__PROBLEM STATEMENT__: Copy all lines below containing "June".

__Part of a data file__:
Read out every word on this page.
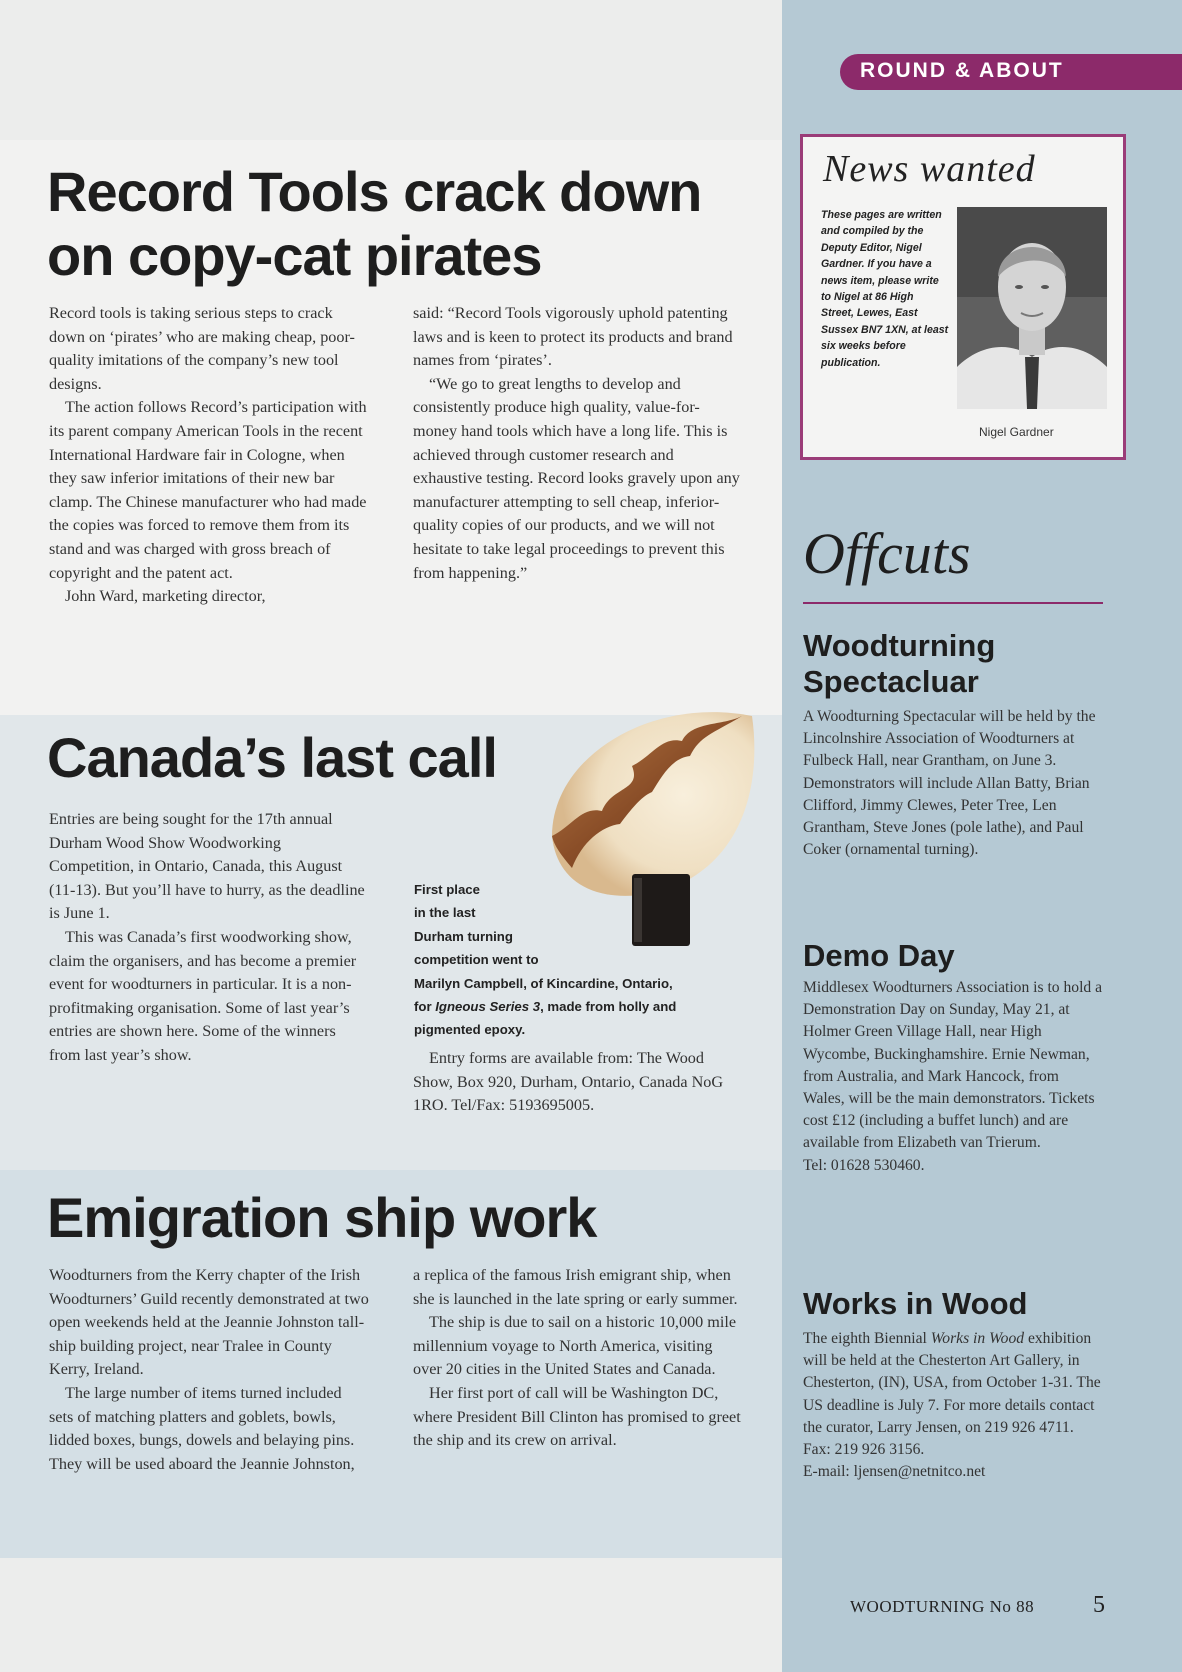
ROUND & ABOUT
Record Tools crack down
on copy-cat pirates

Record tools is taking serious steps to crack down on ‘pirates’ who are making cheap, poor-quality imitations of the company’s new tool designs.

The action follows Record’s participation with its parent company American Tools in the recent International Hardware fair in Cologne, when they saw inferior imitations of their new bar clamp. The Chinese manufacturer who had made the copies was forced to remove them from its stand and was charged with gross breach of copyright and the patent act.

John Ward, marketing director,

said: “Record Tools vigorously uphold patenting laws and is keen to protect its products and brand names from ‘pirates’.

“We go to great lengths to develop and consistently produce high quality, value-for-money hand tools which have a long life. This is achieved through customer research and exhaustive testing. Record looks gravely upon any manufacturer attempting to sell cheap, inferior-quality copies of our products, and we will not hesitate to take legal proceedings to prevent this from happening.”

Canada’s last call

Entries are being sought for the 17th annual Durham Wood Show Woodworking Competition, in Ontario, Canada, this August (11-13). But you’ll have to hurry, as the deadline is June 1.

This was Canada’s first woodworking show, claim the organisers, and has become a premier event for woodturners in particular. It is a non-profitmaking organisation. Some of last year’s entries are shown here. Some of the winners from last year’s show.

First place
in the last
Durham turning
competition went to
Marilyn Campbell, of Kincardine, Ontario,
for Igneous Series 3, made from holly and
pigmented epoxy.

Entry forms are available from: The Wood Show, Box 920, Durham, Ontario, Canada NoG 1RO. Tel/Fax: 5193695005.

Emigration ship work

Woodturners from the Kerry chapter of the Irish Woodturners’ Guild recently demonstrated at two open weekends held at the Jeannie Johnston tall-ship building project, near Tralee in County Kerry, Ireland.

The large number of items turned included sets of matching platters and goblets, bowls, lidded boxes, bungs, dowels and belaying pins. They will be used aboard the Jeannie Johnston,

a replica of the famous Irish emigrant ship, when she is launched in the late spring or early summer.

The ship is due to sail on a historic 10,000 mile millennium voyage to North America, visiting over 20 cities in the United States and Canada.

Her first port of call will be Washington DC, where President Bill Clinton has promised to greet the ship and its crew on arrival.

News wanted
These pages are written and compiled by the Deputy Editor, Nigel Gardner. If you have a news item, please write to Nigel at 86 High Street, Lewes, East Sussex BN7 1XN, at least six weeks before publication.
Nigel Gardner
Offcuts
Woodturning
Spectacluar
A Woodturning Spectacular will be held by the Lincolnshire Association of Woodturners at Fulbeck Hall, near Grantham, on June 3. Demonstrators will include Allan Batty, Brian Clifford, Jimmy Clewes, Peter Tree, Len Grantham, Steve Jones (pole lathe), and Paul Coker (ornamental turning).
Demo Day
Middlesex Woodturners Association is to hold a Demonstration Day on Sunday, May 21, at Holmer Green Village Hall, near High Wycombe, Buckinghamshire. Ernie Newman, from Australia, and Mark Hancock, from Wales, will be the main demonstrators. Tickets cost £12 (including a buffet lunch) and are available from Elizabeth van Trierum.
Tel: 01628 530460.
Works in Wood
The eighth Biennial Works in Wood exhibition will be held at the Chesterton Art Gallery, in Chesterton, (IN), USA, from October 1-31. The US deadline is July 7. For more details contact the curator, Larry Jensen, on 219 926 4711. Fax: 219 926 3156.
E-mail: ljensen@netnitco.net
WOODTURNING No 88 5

__RESPONSE TO THIS TASK__:
Entries are being sought for the 17th annual Durham Wood Show Woodworking Competition, in Ontario, Canada, this August (11-13). But you’ll have to hurry, as the deadline is June 1.
A Woodturning Spectacular will be held by the Lincolnshire Association of Woodturners at Fulbeck Hall, near Grantham, on June 3. Demonstrators will include Allan Batty, Brian Clifford, Jimmy Clewes, Peter Tree, Len Grantham, Steve Jones (pole lathe), and Paul Coker (ornamental turning).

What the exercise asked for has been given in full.